Records excerpted from a collection:
..........

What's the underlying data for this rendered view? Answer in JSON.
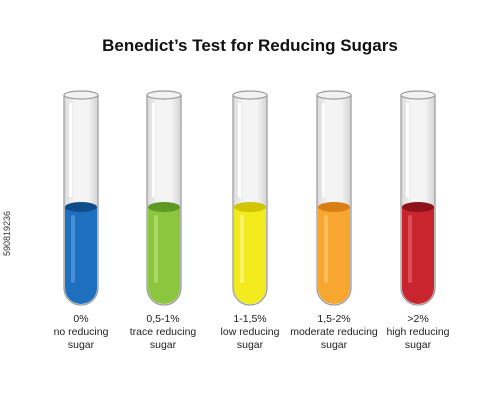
{
  "title": "Benedict’s Test for Reducing Sugars",
  "stock_id": "590819236",
  "tubes": [
    {
      "percent": "0%",
      "line1": "no reducing",
      "line2": "sugar",
      "color": "#1f6fbf",
      "dark": "#0f4d8a",
      "light": "#5a9be0"
    },
    {
      "percent": "0,5-1%",
      "line1": "trace reducing",
      "line2": "sugar",
      "color": "#8cc63f",
      "dark": "#5e9a22",
      "light": "#b4e07a"
    },
    {
      "percent": "1-1,5%",
      "line1": "low reducing",
      "line2": "sugar",
      "color": "#f2ea1c",
      "dark": "#d1c400",
      "light": "#fbf68a"
    },
    {
      "percent": "1,5-2%",
      "line1": "moderate reducing",
      "line2": "sugar",
      "color": "#f7a630",
      "dark": "#d97e12",
      "light": "#fcc872"
    },
    {
      "percent": ">2%",
      "line1": "high reducing",
      "line2": "sugar",
      "color": "#c8252f",
      "dark": "#8e121a",
      "light": "#e0606a"
    }
  ]
}
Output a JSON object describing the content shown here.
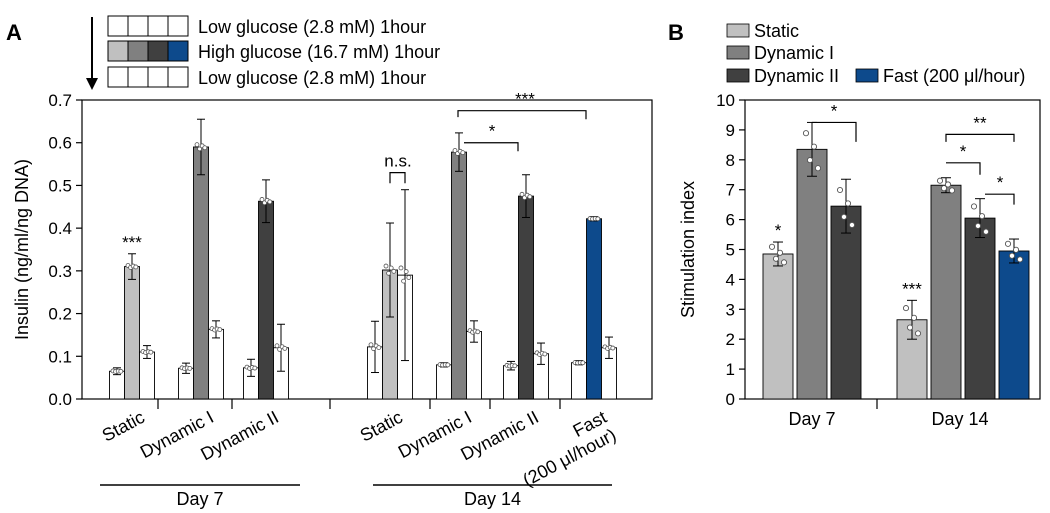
{
  "panels": {
    "A": {
      "letter": "A",
      "protocol": [
        {
          "label": "Low glucose (2.8 mM) 1hour",
          "colors": [
            "#ffffff",
            "#ffffff",
            "#ffffff",
            "#ffffff"
          ]
        },
        {
          "label": "High glucose (16.7 mM) 1hour",
          "colors": [
            "#c0c0c0",
            "#808080",
            "#404040",
            "#0d4a8c"
          ]
        },
        {
          "label": "Low glucose (2.8 mM) 1hour",
          "colors": [
            "#ffffff",
            "#ffffff",
            "#ffffff",
            "#ffffff"
          ]
        }
      ]
    },
    "B": {
      "letter": "B",
      "legend": [
        {
          "name": "Static",
          "color": "#c0c0c0"
        },
        {
          "name": "Dynamic I",
          "color": "#808080"
        },
        {
          "name": "Dynamic II",
          "color": "#404040"
        },
        {
          "name": "Fast (200 μl/hour)",
          "color": "#0d4a8c"
        }
      ]
    }
  },
  "chart_data": [
    {
      "panel": "A",
      "type": "bar",
      "ylabel": "Insulin (ng/ml/ng DNA)",
      "ylim": [
        0,
        0.7
      ],
      "yticks": [
        "0.0",
        "0.1",
        "0.2",
        "0.3",
        "0.4",
        "0.5",
        "0.6",
        "0.7"
      ],
      "groups": [
        {
          "name": "Day 7",
          "categories": [
            {
              "label": "Static",
              "values": [
                0.065,
                0.31,
                0.11
              ],
              "errors": [
                0.008,
                0.03,
                0.015
              ],
              "high_color": "#c0c0c0"
            },
            {
              "label": "Dynamic I",
              "values": [
                0.072,
                0.59,
                0.163
              ],
              "errors": [
                0.012,
                0.065,
                0.02
              ],
              "high_color": "#808080"
            },
            {
              "label": "Dynamic II",
              "values": [
                0.073,
                0.463,
                0.12
              ],
              "errors": [
                0.02,
                0.05,
                0.055
              ],
              "high_color": "#404040"
            }
          ]
        },
        {
          "name": "Day 14",
          "categories": [
            {
              "label": "Static",
              "values": [
                0.122,
                0.302,
                0.29
              ],
              "errors": [
                0.06,
                0.11,
                0.2
              ],
              "high_color": "#c0c0c0"
            },
            {
              "label": "Dynamic I",
              "values": [
                0.08,
                0.578,
                0.158
              ],
              "errors": [
                0.005,
                0.045,
                0.025
              ],
              "high_color": "#808080"
            },
            {
              "label": "Dynamic II",
              "values": [
                0.078,
                0.475,
                0.106
              ],
              "errors": [
                0.01,
                0.05,
                0.025
              ],
              "high_color": "#404040"
            },
            {
              "label": "Fast (200 μl/hour)",
              "label_lines": [
                "Fast",
                "(200 μl/hour)"
              ],
              "values": [
                0.085,
                0.422,
                0.12
              ],
              "errors": [
                0.005,
                0.005,
                0.025
              ],
              "high_color": "#0d4a8c"
            }
          ]
        }
      ],
      "annotations": [
        {
          "text": "***",
          "group": 0,
          "category": 0
        },
        {
          "text": "n.s.",
          "group": 1,
          "from": 0,
          "to": 0
        },
        {
          "text": "*",
          "group": 1,
          "from": 1,
          "to": 2
        },
        {
          "text": "***",
          "group": 1,
          "from": 1,
          "to": 3
        }
      ]
    },
    {
      "panel": "B",
      "type": "bar",
      "ylabel": "Stimulation index",
      "ylim": [
        0,
        10
      ],
      "yticks": [
        "0",
        "1",
        "2",
        "3",
        "4",
        "5",
        "6",
        "7",
        "8",
        "9",
        "10"
      ],
      "categories": [
        "Day 7",
        "Day 14"
      ],
      "series": [
        {
          "name": "Static",
          "values": [
            4.85,
            2.65
          ],
          "errors": [
            0.4,
            0.65
          ]
        },
        {
          "name": "Dynamic I",
          "values": [
            8.35,
            7.15
          ],
          "errors": [
            0.9,
            0.25
          ]
        },
        {
          "name": "Dynamic II",
          "values": [
            6.45,
            6.05
          ],
          "errors": [
            0.9,
            0.65
          ]
        },
        {
          "name": "Fast (200 μl/hour)",
          "values": [
            null,
            4.95
          ],
          "errors": [
            null,
            0.4
          ]
        }
      ],
      "annotations": [
        {
          "text": "*",
          "category": 0,
          "series": 0
        },
        {
          "text": "***",
          "category": 1,
          "series": 0
        },
        {
          "text": "*",
          "category": 0,
          "from": 1,
          "to": 2
        },
        {
          "text": "*",
          "category": 1,
          "from": 1,
          "to": 2
        },
        {
          "text": "**",
          "category": 1,
          "from": 1,
          "to": 3
        },
        {
          "text": "*",
          "category": 1,
          "from": 2,
          "to": 3
        }
      ]
    }
  ]
}
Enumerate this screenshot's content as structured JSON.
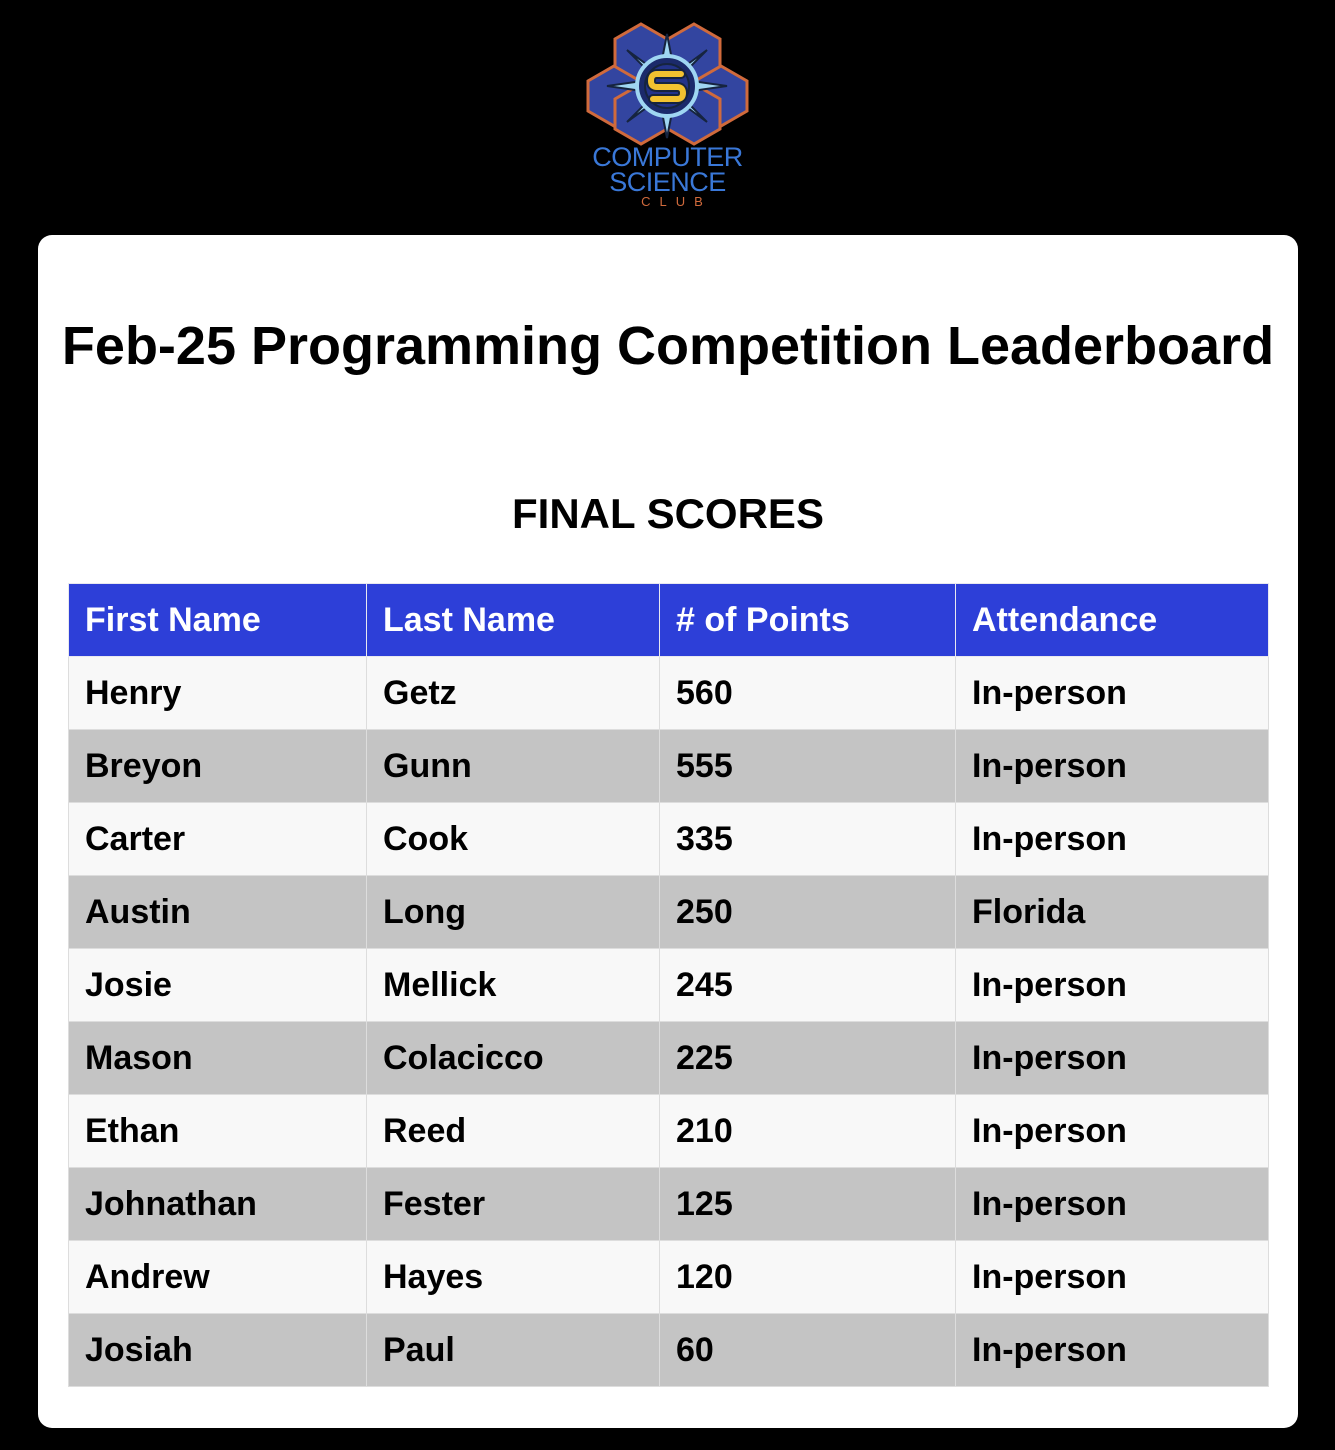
{
  "logo": {
    "icon": "computer-science-club-gear-logo",
    "line1": "COMPUTER",
    "line2": "SCIENCE",
    "line3": "CLUB"
  },
  "title": "Feb-25 Programming Competition Leaderboard",
  "subtitle": "FINAL SCORES",
  "table": {
    "columns": [
      "First Name",
      "Last Name",
      "# of Points",
      "Attendance"
    ],
    "rows": [
      [
        "Henry",
        "Getz",
        "560",
        "In-person"
      ],
      [
        "Breyon",
        "Gunn",
        "555",
        "In-person"
      ],
      [
        "Carter",
        "Cook",
        "335",
        "In-person"
      ],
      [
        "Austin",
        "Long",
        "250",
        "Florida"
      ],
      [
        "Josie",
        "Mellick",
        "245",
        "In-person"
      ],
      [
        "Mason",
        "Colacicco",
        "225",
        "In-person"
      ],
      [
        "Ethan",
        "Reed",
        "210",
        "In-person"
      ],
      [
        "Johnathan",
        "Fester",
        "125",
        "In-person"
      ],
      [
        "Andrew",
        "Hayes",
        "120",
        "In-person"
      ],
      [
        "Josiah",
        "Paul",
        "60",
        "In-person"
      ]
    ]
  },
  "colors": {
    "background": "#000000",
    "card": "#ffffff",
    "header": "#2d3fd8",
    "row_light": "#f8f8f8",
    "row_dark": "#c4c4c4",
    "logo_blue": "#3a78d8",
    "logo_orange": "#d06a3c",
    "logo_yellow": "#f2c230"
  }
}
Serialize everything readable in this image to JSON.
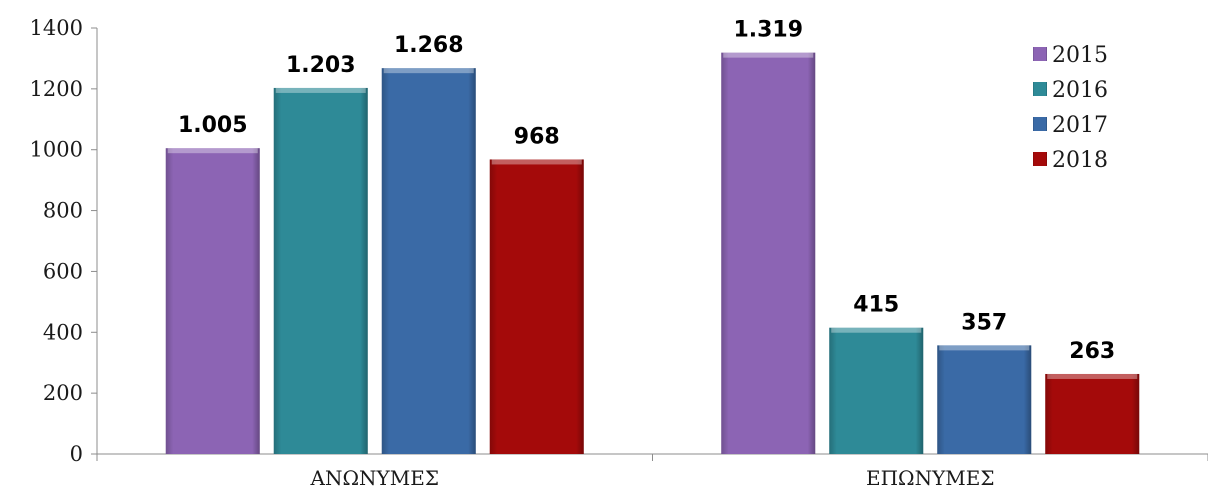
{
  "chart_data": {
    "type": "bar",
    "categories": [
      "ΑΝΩΝΥΜΕΣ",
      "ΕΠΩΝΥΜΕΣ"
    ],
    "series": [
      {
        "name": "2015",
        "color": "#8c64b4",
        "values": [
          1005,
          1319
        ],
        "labels": [
          "1.005",
          "1.319"
        ]
      },
      {
        "name": "2016",
        "color": "#2e8a97",
        "values": [
          1203,
          415
        ],
        "labels": [
          "1.203",
          "415"
        ]
      },
      {
        "name": "2017",
        "color": "#3a6aa6",
        "values": [
          1268,
          357
        ],
        "labels": [
          "1.268",
          "357"
        ]
      },
      {
        "name": "2018",
        "color": "#a40a0a",
        "values": [
          968,
          263
        ],
        "labels": [
          "968",
          "263"
        ]
      }
    ],
    "ylim": [
      0,
      1400
    ],
    "yticks": [
      0,
      200,
      400,
      600,
      800,
      1000,
      1200,
      1400
    ],
    "grid": false,
    "legend_position": "top-right"
  }
}
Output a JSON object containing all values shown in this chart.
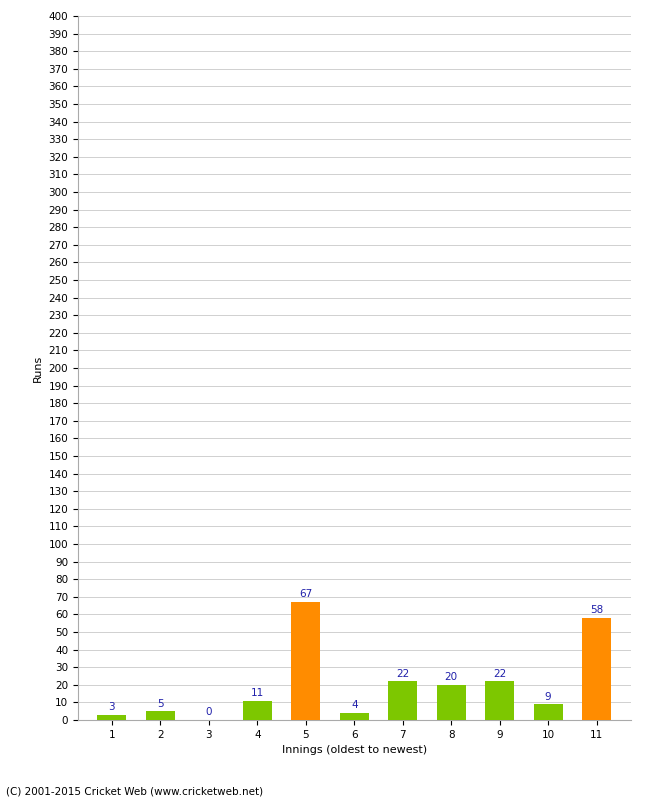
{
  "innings": [
    1,
    2,
    3,
    4,
    5,
    6,
    7,
    8,
    9,
    10,
    11
  ],
  "runs": [
    3,
    5,
    0,
    11,
    67,
    4,
    22,
    20,
    22,
    9,
    58
  ],
  "colors": [
    "#7dc700",
    "#7dc700",
    "#7dc700",
    "#7dc700",
    "#ff8c00",
    "#7dc700",
    "#7dc700",
    "#7dc700",
    "#7dc700",
    "#7dc700",
    "#ff8c00"
  ],
  "xlabel": "Innings (oldest to newest)",
  "ylabel": "Runs",
  "ytick_step": 10,
  "ymax": 400,
  "label_color": "#2020aa",
  "label_fontsize": 7.5,
  "axis_label_fontsize": 8,
  "tick_fontsize": 7.5,
  "footer": "(C) 2001-2015 Cricket Web (www.cricketweb.net)",
  "background_color": "#ffffff",
  "grid_color": "#d0d0d0"
}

..........

→ **Task**
Write out exactly the lines from the one containing "Serialize everything readable" to the last line of the records above, both included, and leave out any pictures.

→ **Response to the task**
Serialize everything readable in this image to JSON.
{
  "chart_data": {
    "type": "bar",
    "categories": [
      "ΑΝΩΝΥΜΕΣ",
      "ΕΠΩΝΥΜΕΣ"
    ],
    "series": [
      {
        "name": "2015",
        "color": "#8c64b4",
        "values": [
          1005,
          1319
        ],
        "labels": [
          "1.005",
          "1.319"
        ]
      },
      {
        "name": "2016",
        "color": "#2e8a97",
        "values": [
          1203,
          415
        ],
        "labels": [
          "1.203",
          "415"
        ]
      },
      {
        "name": "2017",
        "color": "#3a6aa6",
        "values": [
          1268,
          357
        ],
        "labels": [
          "1.268",
          "357"
        ]
      },
      {
        "name": "2018",
        "color": "#a40a0a",
        "values": [
          968,
          263
        ],
        "labels": [
          "968",
          "263"
        ]
      }
    ],
    "ylim": [
      0,
      1400
    ],
    "yticks": [
      0,
      200,
      400,
      600,
      800,
      1000,
      1200,
      1400
    ],
    "grid": false,
    "legend_position": "top-right"
  }
}
Output a JSON object containing all values shown in this chart.
{
  "innings": [
    1,
    2,
    3,
    4,
    5,
    6,
    7,
    8,
    9,
    10,
    11
  ],
  "runs": [
    3,
    5,
    0,
    11,
    67,
    4,
    22,
    20,
    22,
    9,
    58
  ],
  "colors": [
    "#7dc700",
    "#7dc700",
    "#7dc700",
    "#7dc700",
    "#ff8c00",
    "#7dc700",
    "#7dc700",
    "#7dc700",
    "#7dc700",
    "#7dc700",
    "#ff8c00"
  ],
  "xlabel": "Innings (oldest to newest)",
  "ylabel": "Runs",
  "ytick_step": 10,
  "ymax": 400,
  "label_color": "#2020aa",
  "label_fontsize": 7.5,
  "axis_label_fontsize": 8,
  "tick_fontsize": 7.5,
  "footer": "(C) 2001-2015 Cricket Web (www.cricketweb.net)",
  "background_color": "#ffffff",
  "grid_color": "#d0d0d0"
}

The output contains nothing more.